**Task brief**
Search the material for "selon" and show all lines that contain it.

**Excerpted data**
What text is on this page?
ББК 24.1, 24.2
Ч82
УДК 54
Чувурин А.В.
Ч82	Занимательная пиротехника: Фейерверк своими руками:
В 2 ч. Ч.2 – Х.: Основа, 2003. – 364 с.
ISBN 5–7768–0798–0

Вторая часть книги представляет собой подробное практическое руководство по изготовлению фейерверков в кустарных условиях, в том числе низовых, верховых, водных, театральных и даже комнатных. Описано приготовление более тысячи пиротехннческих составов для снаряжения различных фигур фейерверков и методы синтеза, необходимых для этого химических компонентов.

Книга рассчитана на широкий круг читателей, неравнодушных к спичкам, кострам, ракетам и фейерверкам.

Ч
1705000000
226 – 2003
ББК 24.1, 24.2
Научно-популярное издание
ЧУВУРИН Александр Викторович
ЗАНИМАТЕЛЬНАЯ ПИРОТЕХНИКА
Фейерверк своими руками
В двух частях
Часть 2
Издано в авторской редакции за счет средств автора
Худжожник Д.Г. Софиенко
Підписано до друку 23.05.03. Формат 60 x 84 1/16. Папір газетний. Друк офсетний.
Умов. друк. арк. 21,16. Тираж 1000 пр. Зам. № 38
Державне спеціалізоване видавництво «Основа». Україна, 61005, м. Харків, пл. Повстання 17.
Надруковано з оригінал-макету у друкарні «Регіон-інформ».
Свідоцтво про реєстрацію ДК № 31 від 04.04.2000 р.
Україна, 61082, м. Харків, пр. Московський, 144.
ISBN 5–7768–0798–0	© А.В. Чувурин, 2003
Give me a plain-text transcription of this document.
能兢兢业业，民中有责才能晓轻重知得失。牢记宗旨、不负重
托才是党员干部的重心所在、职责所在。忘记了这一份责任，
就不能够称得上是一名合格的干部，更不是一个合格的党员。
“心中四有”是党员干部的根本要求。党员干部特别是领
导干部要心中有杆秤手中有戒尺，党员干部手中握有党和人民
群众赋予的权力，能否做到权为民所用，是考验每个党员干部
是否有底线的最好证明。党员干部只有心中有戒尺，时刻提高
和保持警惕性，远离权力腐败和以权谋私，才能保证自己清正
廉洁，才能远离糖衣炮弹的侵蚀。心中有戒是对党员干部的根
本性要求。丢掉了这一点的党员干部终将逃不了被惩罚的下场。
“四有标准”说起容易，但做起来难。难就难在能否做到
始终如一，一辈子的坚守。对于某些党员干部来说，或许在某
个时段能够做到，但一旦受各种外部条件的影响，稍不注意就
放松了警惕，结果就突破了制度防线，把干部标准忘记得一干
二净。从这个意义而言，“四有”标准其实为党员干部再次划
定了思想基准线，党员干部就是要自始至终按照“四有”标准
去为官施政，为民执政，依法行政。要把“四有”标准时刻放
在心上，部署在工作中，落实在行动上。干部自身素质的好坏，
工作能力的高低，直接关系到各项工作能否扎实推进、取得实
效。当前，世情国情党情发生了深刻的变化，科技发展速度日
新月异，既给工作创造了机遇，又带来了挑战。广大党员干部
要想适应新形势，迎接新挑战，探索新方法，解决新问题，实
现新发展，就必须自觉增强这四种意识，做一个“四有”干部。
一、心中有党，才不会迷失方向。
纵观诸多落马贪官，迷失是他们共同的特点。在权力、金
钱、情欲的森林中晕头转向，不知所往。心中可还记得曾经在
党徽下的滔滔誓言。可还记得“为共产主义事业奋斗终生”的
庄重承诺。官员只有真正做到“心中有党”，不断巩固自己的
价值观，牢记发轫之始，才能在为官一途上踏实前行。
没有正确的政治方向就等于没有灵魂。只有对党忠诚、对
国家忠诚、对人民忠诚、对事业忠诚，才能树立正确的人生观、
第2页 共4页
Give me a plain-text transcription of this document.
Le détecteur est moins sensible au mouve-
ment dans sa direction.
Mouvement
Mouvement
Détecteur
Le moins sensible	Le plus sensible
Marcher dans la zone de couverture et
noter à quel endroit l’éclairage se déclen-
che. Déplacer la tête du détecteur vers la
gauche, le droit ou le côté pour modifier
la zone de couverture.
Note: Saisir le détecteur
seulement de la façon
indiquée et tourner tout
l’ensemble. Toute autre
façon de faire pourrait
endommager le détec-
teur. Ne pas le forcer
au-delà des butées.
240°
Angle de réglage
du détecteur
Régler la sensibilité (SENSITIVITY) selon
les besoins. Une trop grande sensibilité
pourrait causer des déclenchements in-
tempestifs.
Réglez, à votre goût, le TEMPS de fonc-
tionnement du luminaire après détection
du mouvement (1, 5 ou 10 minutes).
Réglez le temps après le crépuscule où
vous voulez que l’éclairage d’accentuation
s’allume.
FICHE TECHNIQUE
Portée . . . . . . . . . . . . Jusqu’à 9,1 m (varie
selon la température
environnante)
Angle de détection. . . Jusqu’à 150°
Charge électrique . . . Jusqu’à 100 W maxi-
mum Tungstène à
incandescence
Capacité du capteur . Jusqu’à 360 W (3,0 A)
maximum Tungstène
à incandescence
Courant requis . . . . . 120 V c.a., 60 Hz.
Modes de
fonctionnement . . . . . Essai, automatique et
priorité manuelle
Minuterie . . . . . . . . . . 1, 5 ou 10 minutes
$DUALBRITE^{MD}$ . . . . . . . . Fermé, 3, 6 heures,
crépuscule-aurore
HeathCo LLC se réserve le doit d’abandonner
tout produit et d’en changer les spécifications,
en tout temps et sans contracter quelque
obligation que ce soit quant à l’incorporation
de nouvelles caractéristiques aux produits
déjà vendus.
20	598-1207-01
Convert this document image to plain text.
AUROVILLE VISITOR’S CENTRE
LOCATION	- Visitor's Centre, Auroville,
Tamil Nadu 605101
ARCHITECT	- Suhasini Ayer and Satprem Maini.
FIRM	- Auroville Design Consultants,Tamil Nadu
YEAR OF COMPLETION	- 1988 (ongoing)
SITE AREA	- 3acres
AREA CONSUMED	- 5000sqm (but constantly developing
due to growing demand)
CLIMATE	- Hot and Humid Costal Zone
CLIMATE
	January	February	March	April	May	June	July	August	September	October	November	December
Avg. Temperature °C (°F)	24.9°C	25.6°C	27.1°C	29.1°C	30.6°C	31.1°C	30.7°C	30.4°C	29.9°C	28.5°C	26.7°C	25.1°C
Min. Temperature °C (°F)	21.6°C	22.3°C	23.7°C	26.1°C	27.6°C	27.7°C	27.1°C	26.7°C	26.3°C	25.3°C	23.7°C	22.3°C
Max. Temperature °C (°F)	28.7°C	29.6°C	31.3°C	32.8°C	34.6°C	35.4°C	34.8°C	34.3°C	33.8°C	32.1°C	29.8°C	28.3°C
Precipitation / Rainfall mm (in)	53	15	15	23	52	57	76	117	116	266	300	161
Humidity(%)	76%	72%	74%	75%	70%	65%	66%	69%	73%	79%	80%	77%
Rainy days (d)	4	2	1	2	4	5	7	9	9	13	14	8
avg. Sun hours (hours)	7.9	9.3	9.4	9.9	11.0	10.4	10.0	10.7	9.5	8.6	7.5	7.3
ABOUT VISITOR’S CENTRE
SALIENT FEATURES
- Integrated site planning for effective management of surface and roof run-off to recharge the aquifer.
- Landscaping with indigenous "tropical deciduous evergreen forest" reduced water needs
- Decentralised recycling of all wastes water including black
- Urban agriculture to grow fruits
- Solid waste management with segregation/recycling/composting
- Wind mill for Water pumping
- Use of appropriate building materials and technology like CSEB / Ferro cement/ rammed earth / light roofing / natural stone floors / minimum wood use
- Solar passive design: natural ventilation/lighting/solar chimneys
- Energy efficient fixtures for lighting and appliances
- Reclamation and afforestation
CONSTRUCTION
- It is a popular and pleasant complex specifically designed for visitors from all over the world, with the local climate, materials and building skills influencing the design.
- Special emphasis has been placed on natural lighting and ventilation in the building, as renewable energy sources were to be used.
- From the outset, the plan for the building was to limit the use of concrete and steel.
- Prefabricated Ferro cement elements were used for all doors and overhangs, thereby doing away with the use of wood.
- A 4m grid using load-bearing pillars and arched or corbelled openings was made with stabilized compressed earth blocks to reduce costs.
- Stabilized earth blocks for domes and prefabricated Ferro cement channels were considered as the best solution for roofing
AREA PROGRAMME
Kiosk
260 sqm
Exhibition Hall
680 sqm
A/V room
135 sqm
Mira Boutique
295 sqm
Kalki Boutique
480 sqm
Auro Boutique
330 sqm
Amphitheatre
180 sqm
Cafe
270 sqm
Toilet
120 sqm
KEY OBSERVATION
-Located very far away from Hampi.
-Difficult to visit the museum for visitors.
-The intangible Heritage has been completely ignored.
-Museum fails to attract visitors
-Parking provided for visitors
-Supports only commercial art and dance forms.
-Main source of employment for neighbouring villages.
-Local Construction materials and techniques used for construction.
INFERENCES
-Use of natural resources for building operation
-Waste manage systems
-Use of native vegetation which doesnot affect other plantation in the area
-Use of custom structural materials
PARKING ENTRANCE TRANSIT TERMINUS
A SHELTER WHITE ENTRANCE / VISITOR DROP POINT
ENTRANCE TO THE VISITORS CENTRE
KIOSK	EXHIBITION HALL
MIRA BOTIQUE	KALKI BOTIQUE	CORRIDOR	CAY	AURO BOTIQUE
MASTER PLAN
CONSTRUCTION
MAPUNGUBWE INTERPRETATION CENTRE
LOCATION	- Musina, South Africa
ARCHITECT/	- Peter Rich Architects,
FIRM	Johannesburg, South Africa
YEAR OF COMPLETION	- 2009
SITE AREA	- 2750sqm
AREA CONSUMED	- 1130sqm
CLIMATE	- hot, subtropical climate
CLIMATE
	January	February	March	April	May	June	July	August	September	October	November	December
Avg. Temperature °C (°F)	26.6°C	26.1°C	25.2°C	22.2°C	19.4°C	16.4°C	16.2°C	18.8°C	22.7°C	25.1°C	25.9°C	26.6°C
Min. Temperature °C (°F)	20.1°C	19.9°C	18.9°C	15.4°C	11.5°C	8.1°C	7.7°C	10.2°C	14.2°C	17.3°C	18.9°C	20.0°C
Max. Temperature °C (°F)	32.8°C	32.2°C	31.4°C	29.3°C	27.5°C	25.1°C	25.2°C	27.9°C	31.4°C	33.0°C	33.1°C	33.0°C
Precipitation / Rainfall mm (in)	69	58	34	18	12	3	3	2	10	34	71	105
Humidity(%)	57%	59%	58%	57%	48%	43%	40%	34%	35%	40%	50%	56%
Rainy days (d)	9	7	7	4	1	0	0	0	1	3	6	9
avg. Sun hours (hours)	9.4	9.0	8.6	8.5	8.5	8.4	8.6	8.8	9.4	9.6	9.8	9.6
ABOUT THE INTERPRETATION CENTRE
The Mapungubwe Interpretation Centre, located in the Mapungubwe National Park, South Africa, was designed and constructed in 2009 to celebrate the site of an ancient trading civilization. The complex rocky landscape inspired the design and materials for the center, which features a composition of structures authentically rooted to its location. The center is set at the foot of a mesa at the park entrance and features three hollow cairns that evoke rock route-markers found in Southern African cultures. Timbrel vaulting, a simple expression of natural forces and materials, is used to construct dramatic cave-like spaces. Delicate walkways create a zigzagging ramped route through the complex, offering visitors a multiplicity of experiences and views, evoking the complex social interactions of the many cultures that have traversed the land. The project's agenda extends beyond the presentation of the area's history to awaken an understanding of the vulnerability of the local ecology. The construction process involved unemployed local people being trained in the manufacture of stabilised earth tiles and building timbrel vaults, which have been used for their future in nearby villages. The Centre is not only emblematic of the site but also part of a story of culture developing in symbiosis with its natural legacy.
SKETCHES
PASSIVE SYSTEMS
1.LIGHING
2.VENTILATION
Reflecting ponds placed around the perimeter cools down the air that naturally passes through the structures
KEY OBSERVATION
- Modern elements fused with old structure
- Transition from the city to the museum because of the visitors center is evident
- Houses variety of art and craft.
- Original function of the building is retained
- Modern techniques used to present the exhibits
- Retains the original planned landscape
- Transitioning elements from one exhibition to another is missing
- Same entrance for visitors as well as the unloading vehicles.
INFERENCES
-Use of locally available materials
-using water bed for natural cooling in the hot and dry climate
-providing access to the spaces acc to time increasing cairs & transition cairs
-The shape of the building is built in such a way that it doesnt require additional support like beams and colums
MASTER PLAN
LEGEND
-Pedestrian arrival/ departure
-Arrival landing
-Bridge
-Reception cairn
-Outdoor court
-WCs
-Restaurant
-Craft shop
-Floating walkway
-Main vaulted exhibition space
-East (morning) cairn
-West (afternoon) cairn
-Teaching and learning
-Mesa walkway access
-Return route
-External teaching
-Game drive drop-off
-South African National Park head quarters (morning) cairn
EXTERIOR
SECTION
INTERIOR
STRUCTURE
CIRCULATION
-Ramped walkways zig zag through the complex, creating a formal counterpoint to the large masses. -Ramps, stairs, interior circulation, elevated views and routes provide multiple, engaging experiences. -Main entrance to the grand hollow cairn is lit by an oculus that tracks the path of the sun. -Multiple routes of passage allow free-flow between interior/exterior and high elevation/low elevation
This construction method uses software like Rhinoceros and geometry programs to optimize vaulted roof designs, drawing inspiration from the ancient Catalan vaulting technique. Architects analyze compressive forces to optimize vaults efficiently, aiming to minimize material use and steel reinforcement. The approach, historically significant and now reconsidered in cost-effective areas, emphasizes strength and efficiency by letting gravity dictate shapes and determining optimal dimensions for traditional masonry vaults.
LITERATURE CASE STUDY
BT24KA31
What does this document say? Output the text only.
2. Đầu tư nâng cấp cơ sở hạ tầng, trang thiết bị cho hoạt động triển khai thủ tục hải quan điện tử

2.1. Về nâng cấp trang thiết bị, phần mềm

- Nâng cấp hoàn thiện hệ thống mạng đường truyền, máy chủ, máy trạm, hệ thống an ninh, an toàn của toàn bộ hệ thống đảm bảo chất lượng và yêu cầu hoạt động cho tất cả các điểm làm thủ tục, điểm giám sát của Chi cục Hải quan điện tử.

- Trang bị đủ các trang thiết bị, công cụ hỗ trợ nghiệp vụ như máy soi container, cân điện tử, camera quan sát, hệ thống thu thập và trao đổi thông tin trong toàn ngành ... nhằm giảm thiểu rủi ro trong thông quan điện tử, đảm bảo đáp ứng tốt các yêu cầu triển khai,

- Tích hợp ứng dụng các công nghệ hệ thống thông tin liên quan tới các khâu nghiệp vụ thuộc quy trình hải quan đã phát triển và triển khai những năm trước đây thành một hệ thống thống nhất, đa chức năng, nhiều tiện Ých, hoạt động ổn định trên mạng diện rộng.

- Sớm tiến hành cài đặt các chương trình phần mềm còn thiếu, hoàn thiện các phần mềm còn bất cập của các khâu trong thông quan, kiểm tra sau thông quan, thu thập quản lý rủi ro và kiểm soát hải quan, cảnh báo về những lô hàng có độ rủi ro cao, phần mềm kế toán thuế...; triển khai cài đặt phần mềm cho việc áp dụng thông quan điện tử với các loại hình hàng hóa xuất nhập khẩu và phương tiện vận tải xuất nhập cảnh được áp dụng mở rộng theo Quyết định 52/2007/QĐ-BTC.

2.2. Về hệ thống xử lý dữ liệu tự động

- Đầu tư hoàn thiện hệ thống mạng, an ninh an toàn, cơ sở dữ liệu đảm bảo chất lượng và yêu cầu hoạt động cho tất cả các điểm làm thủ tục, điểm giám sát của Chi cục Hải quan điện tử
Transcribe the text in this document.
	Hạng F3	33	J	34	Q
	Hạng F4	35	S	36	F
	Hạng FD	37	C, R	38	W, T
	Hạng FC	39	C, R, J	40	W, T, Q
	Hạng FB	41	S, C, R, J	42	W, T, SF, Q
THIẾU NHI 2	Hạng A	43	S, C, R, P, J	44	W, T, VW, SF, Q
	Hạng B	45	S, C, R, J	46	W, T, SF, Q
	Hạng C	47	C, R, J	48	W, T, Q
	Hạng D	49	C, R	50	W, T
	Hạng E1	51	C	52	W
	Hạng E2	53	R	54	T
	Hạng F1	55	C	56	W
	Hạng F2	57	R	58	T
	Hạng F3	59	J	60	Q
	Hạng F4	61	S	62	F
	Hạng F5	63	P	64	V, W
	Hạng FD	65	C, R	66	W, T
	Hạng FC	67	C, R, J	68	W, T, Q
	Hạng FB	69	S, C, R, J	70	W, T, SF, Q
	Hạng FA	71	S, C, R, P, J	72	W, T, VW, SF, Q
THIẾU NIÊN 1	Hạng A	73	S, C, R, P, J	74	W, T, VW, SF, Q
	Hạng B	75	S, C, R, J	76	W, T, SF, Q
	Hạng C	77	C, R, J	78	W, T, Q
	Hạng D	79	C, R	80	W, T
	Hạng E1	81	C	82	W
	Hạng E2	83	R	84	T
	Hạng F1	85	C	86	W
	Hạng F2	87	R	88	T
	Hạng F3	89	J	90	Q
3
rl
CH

**Exercise output**
Régler la sensibilité (SENSITIVITY) selon
selon la température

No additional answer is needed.